» REQUIREMENTS
Return every record below exactly as written, omitting any pictures.

» DATA IN THIS EXERCISE
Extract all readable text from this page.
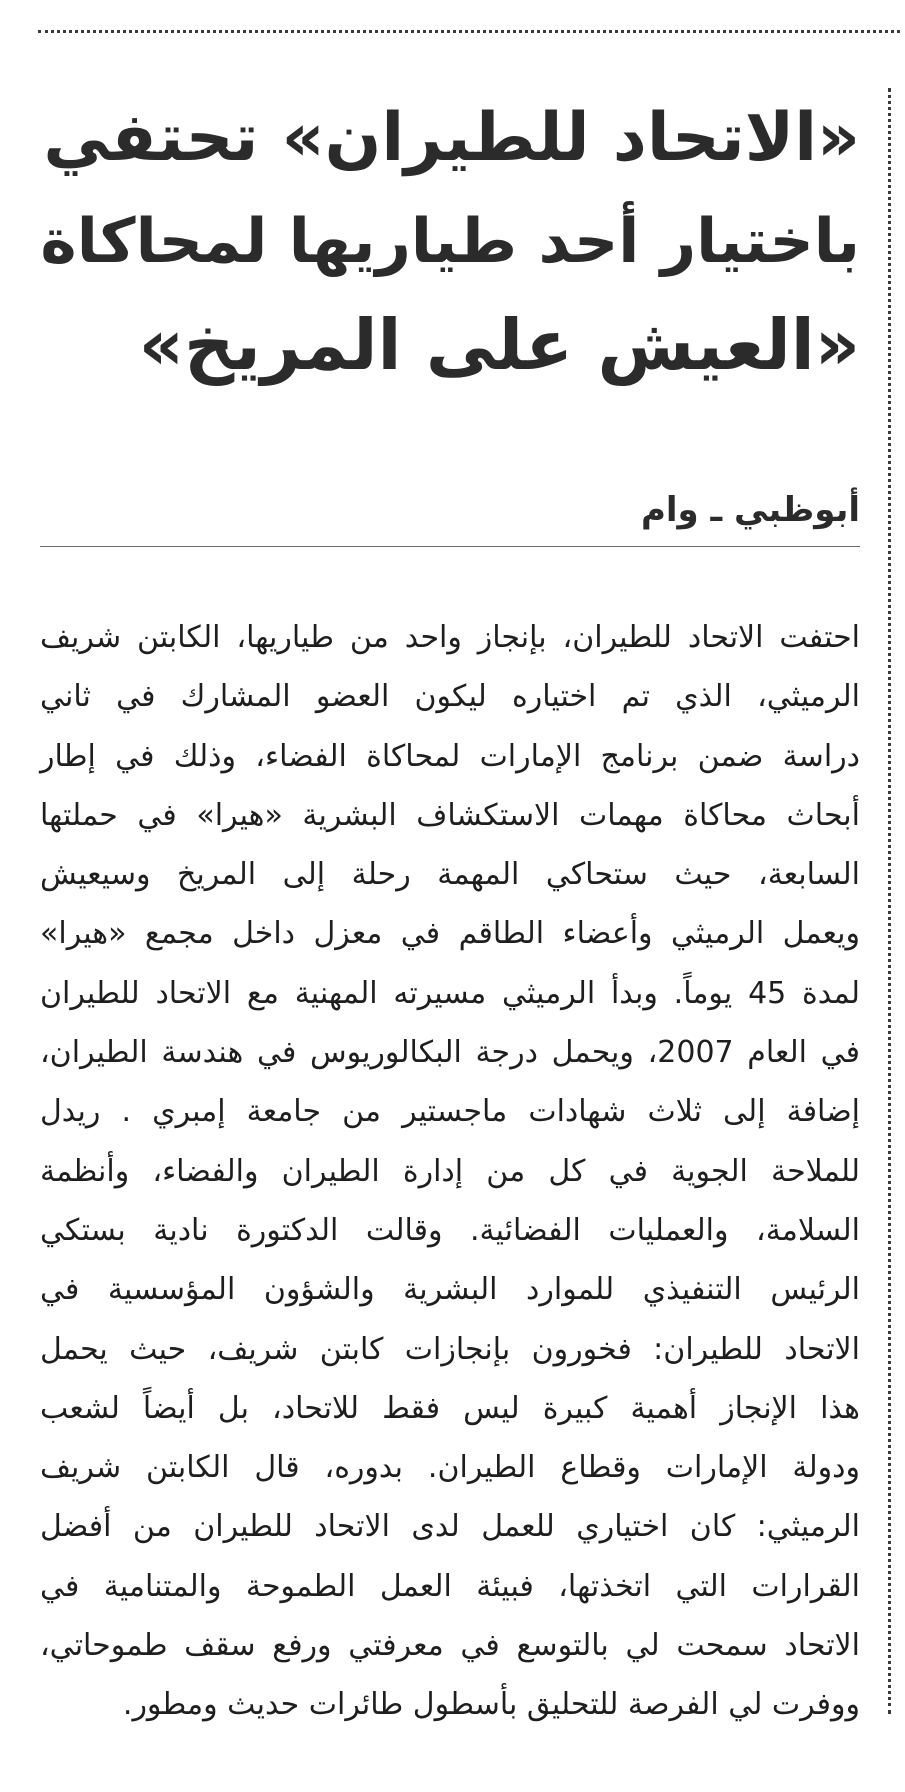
«الاتحاد للطيران» تحتفي
باختيار أحد طياريها لمحاكاة
«العيش على المريخ»
أبوظبي ـ وام
احتفت الاتحاد للطيران، بإنجاز واحد من طياريها، الكابتن شريف
الرميثي، الذي تم اختياره ليكون العضو المشارك في ثاني
دراسة ضمن برنامج الإمارات لمحاكاة الفضاء، وذلك في إطار
أبحاث محاكاة مهمات الاستكشاف البشرية «هيرا» في حملتها
السابعة، حيث ستحاكي المهمة رحلة إلى المريخ وسيعيش
ويعمل الرميثي وأعضاء الطاقم في معزل داخل مجمع «هيرا»
لمدة 45 يوماً. وبدأ الرميثي مسيرته المهنية مع الاتحاد للطيران
في العام 2007، ويحمل درجة البكالوريوس في هندسة الطيران،
إضافة إلى ثلاث شهادات ماجستير من جامعة إمبري . ريدل
للملاحة الجوية في كل من إدارة الطيران والفضاء، وأنظمة
السلامة، والعمليات الفضائية. وقالت الدكتورة نادية بستكي
الرئيس التنفيذي للموارد البشرية والشؤون المؤسسية في
الاتحاد للطيران: فخورون بإنجازات كابتن شريف، حيث يحمل
هذا الإنجاز أهمية كبيرة ليس فقط للاتحاد، بل أيضاً لشعب
ودولة الإمارات وقطاع الطيران. بدوره، قال الكابتن شريف
الرميثي: كان اختياري للعمل لدى الاتحاد للطيران من أفضل
القرارات التي اتخذتها، فبيئة العمل الطموحة والمتنامية في
الاتحاد سمحت لي بالتوسع في معرفتي ورفع سقف طموحاتي،
ووفرت لي الفرصة للتحليق بأسطول طائرات حديث ومطور.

» WRITTEN REPLY
Extract all readable text from this page.
«الاتحاد للطيران» تحتفي
باختيار أحد طياريها لمحاكاة
«العيش على المريخ»
أبوظبي ـ وام
احتفت الاتحاد للطيران، بإنجاز واحد من طياريها، الكابتن شريف
الرميثي، الذي تم اختياره ليكون العضو المشارك في ثاني
دراسة ضمن برنامج الإمارات لمحاكاة الفضاء، وذلك في إطار
أبحاث محاكاة مهمات الاستكشاف البشرية «هيرا» في حملتها
السابعة، حيث ستحاكي المهمة رحلة إلى المريخ وسيعيش
ويعمل الرميثي وأعضاء الطاقم في معزل داخل مجمع «هيرا»
لمدة 45 يوماً. وبدأ الرميثي مسيرته المهنية مع الاتحاد للطيران
في العام 2007، ويحمل درجة البكالوريوس في هندسة الطيران،
إضافة إلى ثلاث شهادات ماجستير من جامعة إمبري . ريدل
للملاحة الجوية في كل من إدارة الطيران والفضاء، وأنظمة
السلامة، والعمليات الفضائية. وقالت الدكتورة نادية بستكي
الرئيس التنفيذي للموارد البشرية والشؤون المؤسسية في
الاتحاد للطيران: فخورون بإنجازات كابتن شريف، حيث يحمل
هذا الإنجاز أهمية كبيرة ليس فقط للاتحاد، بل أيضاً لشعب
ودولة الإمارات وقطاع الطيران. بدوره، قال الكابتن شريف
الرميثي: كان اختياري للعمل لدى الاتحاد للطيران من أفضل
القرارات التي اتخذتها، فبيئة العمل الطموحة والمتنامية في
الاتحاد سمحت لي بالتوسع في معرفتي ورفع سقف طموحاتي،
ووفرت لي الفرصة للتحليق بأسطول طائرات حديث ومطور.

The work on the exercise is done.